_Exercise_
Collect each line containing "التي".

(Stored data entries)

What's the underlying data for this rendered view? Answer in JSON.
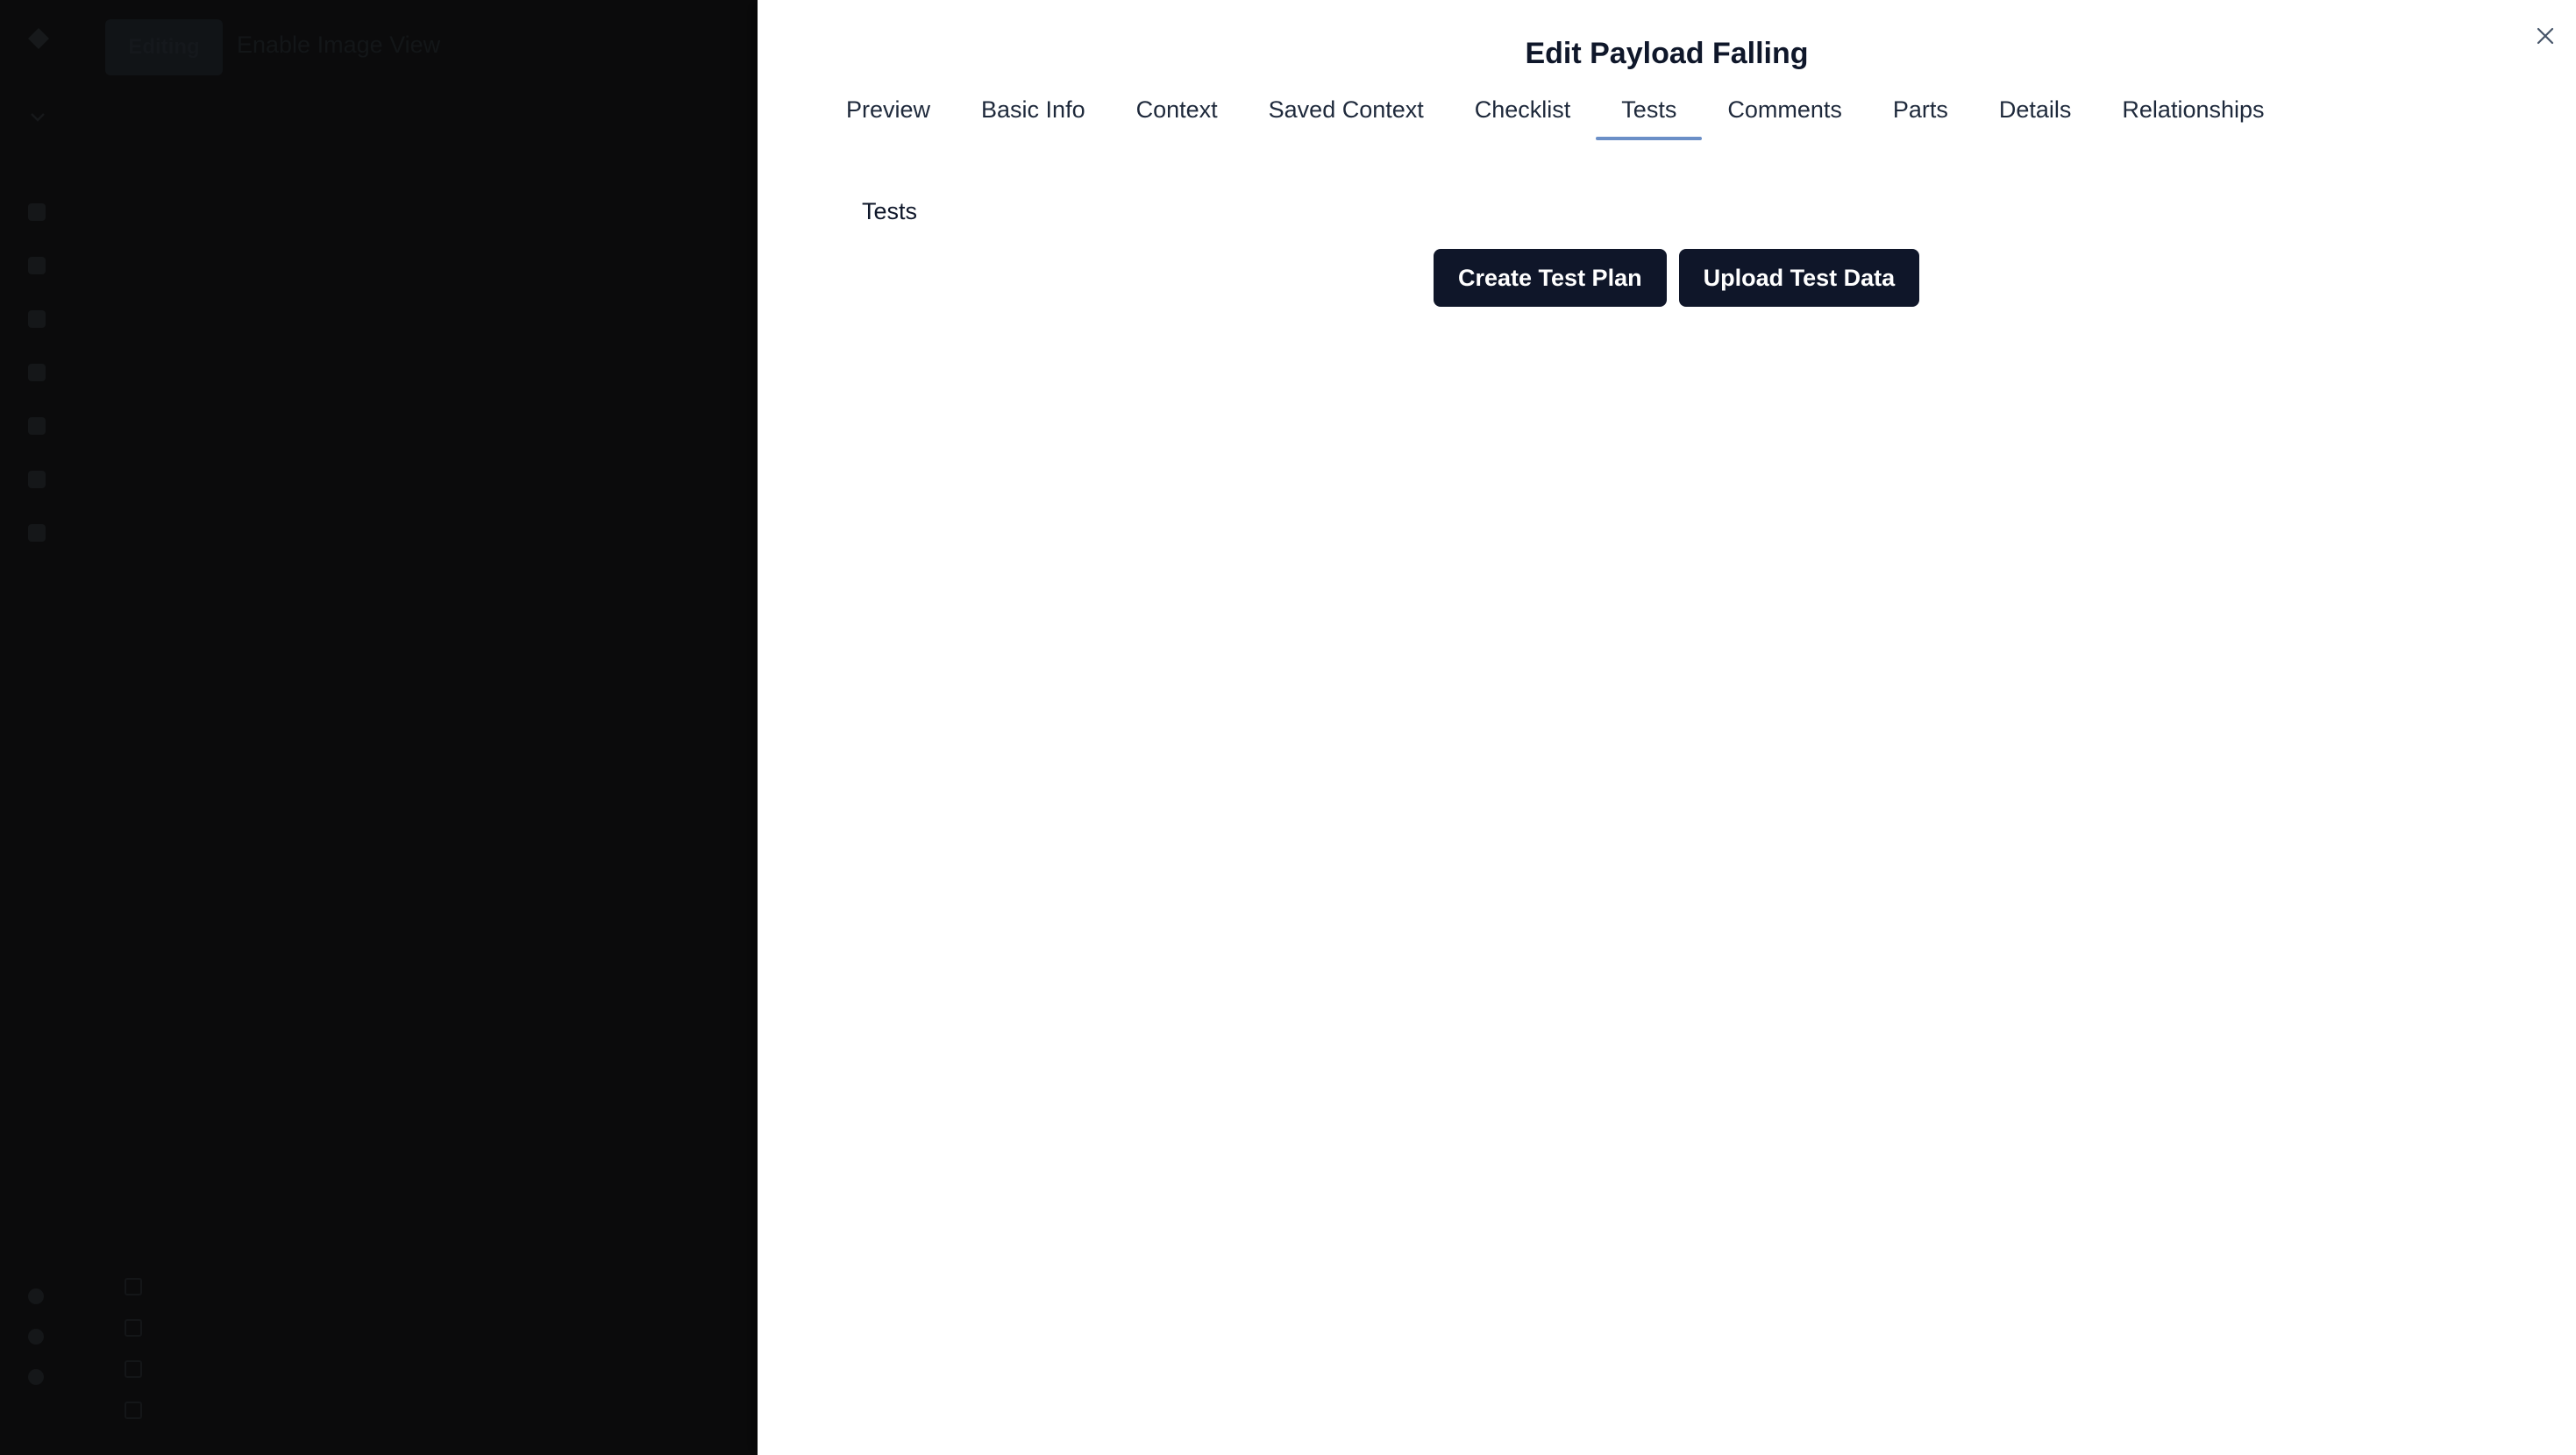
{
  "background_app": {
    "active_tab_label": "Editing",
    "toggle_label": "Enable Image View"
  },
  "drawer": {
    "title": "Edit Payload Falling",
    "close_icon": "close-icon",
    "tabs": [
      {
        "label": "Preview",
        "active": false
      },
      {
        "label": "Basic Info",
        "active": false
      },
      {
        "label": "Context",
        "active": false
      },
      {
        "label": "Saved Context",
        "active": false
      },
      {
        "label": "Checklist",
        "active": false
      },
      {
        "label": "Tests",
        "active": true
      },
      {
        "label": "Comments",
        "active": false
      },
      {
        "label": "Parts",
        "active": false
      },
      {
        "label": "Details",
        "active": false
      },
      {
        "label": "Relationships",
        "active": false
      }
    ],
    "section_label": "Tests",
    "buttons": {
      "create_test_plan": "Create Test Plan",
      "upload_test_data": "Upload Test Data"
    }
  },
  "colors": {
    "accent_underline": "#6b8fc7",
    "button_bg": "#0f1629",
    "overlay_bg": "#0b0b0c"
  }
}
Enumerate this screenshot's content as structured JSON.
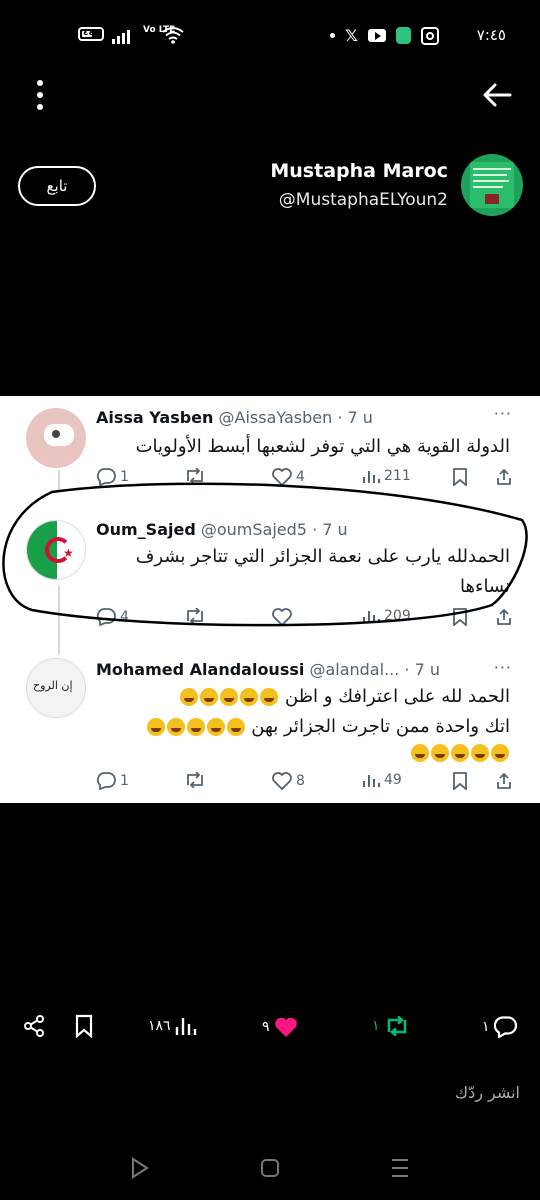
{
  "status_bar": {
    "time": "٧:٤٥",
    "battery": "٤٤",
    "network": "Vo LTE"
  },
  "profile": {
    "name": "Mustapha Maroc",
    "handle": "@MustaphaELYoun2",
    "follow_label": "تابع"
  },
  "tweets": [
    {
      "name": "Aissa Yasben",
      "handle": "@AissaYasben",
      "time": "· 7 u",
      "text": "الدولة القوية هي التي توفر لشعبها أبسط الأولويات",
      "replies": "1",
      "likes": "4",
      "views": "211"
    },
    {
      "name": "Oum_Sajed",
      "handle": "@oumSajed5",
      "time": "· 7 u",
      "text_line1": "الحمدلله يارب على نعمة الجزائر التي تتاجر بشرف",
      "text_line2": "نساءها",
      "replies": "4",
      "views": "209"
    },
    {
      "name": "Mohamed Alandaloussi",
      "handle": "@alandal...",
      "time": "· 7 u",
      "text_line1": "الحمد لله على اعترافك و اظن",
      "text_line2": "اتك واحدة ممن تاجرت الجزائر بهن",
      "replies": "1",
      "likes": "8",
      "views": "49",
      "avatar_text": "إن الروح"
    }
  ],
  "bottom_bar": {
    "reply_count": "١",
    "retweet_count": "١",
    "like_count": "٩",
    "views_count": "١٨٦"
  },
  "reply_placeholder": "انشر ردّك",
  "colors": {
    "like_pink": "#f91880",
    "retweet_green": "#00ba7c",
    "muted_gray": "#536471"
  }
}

_Answer in full_
      "text": "الدولة القوية هي التي توفر لشعبها أبسط الأولويات",
      "text_line1": "الحمدلله يارب على نعمة الجزائر التي تتاجر بشرف",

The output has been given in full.